[Items listed in a dataset]
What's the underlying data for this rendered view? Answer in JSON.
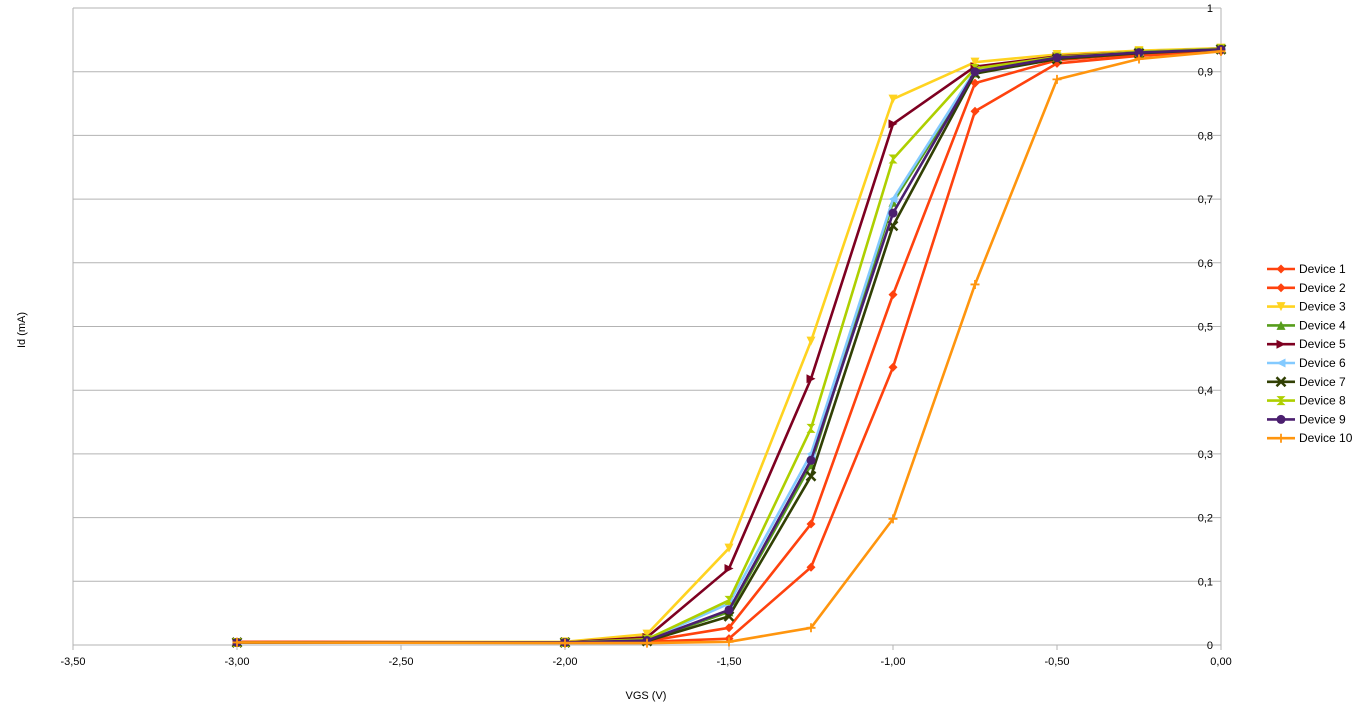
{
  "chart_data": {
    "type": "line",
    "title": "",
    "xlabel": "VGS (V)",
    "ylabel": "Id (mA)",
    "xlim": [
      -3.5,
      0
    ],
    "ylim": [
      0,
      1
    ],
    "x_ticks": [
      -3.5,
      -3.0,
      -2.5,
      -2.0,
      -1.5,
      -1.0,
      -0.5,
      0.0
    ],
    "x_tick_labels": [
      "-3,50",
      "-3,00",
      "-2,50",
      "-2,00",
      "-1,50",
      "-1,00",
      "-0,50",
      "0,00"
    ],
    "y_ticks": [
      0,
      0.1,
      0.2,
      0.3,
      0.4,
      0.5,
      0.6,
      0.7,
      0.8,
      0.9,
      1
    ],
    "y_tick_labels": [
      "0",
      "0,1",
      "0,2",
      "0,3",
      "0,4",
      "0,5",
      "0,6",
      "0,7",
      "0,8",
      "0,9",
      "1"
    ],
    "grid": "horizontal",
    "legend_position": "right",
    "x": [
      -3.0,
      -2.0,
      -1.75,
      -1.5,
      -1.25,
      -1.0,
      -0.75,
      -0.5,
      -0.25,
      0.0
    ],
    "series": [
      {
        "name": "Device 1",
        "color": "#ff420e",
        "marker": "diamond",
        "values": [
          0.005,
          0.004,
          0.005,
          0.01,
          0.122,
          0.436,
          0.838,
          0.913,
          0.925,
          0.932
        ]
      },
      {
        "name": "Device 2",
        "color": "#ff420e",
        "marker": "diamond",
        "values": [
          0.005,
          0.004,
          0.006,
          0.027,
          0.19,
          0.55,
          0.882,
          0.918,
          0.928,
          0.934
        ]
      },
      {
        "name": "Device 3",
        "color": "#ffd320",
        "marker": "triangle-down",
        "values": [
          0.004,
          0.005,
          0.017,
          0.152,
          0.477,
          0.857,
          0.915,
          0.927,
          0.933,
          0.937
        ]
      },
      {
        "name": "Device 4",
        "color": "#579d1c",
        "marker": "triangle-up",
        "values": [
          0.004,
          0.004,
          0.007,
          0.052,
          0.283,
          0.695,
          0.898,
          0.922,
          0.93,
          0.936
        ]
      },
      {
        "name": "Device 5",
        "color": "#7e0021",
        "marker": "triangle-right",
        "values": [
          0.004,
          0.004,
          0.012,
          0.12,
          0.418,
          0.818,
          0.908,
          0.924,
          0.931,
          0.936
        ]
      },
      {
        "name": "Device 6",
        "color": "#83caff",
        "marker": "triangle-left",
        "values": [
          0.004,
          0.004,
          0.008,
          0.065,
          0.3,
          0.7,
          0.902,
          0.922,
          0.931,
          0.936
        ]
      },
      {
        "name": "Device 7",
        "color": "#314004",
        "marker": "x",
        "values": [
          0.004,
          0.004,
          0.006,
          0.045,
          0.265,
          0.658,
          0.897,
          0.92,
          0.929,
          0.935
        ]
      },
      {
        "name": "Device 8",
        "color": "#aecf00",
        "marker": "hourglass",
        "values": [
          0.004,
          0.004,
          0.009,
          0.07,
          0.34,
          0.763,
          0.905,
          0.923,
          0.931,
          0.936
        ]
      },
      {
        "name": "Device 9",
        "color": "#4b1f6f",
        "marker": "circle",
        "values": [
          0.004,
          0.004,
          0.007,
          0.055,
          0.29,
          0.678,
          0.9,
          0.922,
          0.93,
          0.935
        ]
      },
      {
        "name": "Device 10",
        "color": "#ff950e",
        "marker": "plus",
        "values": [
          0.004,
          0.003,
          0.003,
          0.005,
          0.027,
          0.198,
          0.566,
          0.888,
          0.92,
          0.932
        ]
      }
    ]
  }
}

> [Work to do]
Copy out every line from the data above that has "right" in it.

> [Solution]
    "legend_position": "right",
        "marker": "triangle-right",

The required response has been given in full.